[RECORD EXCERPTS start]

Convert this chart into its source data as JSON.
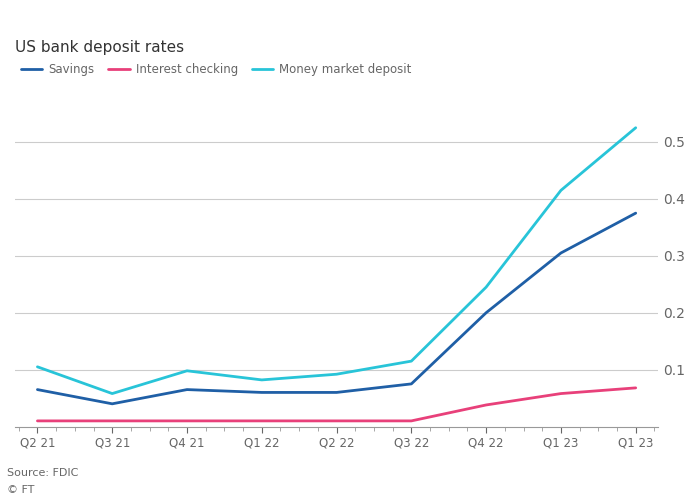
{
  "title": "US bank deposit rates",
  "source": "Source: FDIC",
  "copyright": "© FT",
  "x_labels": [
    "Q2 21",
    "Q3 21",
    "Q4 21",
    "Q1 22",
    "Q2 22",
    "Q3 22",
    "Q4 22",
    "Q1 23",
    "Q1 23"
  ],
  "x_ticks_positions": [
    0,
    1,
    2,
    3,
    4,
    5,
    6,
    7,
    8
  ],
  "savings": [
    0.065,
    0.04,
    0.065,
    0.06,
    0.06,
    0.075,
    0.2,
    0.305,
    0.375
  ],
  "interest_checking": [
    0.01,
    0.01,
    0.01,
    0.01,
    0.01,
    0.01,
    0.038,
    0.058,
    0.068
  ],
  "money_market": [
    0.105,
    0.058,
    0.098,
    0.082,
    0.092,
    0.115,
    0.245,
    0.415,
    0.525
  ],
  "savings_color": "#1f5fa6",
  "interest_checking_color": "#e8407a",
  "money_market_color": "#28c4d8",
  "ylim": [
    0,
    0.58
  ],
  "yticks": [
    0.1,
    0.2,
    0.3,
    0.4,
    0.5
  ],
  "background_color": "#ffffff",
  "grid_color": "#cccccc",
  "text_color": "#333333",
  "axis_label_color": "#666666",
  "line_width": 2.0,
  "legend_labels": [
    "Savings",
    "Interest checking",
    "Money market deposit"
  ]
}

[RECORD EXCERPTS end]

## TASK OBJECTIVE
Search the data for "source". Copy every matching line.

## WRITTEN RESPONSE
Convert this chart into its source data as JSON.
  "source": "Source: FDIC",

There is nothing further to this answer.